### TASK TO COMPLETE
Of the lines in the entries below, state how many hold the word "sequence". Say nothing else.

• • •

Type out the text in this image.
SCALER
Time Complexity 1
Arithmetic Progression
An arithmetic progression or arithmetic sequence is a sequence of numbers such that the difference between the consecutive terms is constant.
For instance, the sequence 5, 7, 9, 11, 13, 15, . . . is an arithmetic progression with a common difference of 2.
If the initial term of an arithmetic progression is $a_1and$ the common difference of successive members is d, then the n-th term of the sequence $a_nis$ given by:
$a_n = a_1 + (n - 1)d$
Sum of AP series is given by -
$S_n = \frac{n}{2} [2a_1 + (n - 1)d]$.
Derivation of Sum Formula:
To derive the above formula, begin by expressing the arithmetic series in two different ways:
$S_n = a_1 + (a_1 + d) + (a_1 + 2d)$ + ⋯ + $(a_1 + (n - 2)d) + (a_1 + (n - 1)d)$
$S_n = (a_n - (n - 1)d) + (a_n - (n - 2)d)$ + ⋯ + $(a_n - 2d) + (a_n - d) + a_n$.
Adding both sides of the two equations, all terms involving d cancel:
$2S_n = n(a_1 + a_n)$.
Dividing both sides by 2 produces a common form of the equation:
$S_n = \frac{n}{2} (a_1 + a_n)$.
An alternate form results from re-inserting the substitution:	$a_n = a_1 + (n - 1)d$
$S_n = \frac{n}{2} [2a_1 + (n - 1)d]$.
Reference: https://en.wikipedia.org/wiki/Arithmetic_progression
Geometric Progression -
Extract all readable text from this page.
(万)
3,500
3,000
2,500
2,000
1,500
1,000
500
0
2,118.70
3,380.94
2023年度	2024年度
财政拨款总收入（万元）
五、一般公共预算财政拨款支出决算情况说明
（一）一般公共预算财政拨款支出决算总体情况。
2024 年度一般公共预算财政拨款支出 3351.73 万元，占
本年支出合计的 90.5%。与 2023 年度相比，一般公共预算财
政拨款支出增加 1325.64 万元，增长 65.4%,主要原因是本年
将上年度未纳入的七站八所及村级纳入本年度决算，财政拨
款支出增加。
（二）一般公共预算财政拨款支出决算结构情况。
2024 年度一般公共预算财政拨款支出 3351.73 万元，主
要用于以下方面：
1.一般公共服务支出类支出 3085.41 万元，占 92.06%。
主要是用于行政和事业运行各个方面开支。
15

• • •

### WRITTEN SOLUTION
3